● Set exercise
Give the number of lines in the data that hold the word "this", and nothing else.

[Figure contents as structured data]
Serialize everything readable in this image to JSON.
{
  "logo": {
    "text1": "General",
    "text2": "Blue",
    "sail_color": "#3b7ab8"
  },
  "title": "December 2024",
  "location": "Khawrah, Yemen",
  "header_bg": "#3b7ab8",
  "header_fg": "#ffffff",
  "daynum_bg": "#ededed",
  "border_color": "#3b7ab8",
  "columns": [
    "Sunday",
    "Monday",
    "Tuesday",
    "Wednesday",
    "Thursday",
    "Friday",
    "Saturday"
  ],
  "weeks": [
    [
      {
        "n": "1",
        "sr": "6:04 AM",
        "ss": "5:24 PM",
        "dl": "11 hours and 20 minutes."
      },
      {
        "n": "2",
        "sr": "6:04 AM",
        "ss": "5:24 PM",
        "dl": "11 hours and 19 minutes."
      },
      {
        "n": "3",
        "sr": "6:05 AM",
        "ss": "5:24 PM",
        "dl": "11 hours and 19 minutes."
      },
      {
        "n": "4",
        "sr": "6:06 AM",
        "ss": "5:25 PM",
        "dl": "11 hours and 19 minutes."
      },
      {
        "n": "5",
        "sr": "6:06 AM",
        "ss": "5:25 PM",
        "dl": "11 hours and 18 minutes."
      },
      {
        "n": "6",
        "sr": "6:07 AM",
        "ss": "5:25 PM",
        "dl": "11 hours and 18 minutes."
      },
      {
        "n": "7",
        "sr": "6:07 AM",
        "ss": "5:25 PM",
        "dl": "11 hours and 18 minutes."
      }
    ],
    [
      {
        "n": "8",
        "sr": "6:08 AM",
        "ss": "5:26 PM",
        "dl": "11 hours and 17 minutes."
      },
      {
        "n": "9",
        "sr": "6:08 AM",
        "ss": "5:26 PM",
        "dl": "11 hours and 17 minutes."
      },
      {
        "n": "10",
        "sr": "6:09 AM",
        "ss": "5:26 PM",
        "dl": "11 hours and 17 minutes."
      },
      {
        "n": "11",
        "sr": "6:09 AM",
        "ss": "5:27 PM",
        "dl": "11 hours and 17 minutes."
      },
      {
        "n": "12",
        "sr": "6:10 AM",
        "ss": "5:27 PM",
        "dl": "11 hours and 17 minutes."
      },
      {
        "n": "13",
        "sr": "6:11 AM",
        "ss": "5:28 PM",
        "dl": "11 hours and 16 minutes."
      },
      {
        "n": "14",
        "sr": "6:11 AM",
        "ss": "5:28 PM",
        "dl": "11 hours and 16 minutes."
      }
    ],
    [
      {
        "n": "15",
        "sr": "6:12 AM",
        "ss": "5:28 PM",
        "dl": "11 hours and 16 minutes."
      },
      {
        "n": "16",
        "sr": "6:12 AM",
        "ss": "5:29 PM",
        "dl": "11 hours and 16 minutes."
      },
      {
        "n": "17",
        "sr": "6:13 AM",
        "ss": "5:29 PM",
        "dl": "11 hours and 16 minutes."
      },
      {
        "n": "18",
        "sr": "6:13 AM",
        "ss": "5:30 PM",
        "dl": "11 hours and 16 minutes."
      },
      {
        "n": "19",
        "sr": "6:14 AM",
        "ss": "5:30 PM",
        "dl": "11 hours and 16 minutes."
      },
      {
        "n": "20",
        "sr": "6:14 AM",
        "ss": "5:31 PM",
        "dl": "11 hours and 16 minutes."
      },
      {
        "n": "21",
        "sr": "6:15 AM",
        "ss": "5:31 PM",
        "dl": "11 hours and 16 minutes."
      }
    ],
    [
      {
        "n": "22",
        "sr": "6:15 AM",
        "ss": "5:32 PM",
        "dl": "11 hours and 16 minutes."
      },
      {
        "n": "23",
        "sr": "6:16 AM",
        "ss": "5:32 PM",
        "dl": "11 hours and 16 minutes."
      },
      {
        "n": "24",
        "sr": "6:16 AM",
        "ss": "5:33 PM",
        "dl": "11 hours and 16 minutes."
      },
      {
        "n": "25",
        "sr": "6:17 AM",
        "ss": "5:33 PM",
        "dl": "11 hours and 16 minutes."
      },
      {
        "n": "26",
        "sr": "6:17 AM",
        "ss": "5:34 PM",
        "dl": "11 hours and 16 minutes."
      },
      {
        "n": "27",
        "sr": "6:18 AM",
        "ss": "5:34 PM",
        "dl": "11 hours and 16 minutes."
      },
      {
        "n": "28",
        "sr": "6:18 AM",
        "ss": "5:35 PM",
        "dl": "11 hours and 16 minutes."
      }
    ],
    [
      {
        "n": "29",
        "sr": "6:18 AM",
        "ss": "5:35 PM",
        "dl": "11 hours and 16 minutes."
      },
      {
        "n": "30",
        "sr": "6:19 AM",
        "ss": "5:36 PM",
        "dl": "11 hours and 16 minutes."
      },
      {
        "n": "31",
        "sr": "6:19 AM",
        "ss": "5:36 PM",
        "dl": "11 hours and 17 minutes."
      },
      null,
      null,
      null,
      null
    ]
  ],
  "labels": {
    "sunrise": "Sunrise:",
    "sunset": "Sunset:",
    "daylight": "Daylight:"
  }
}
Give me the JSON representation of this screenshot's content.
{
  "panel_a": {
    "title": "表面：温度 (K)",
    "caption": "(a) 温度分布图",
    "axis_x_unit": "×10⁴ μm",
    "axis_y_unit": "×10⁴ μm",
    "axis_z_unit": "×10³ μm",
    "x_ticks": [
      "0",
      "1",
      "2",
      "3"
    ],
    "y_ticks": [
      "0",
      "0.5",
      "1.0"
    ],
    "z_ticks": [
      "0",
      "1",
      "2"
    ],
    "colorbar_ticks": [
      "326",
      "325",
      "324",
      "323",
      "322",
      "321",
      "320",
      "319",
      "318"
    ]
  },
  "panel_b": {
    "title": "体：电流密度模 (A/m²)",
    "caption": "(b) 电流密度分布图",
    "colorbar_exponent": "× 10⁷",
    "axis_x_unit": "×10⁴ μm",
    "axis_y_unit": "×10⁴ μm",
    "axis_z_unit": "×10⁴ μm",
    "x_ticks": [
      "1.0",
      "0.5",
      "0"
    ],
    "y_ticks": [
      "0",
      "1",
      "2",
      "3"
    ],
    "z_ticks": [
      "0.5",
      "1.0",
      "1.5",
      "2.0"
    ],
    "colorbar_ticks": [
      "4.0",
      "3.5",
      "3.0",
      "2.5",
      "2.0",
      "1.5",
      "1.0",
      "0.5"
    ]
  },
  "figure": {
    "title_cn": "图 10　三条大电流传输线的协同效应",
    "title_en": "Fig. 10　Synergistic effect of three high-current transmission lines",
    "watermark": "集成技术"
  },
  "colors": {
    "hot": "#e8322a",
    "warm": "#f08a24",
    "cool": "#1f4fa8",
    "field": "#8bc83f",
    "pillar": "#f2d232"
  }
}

● Task result
2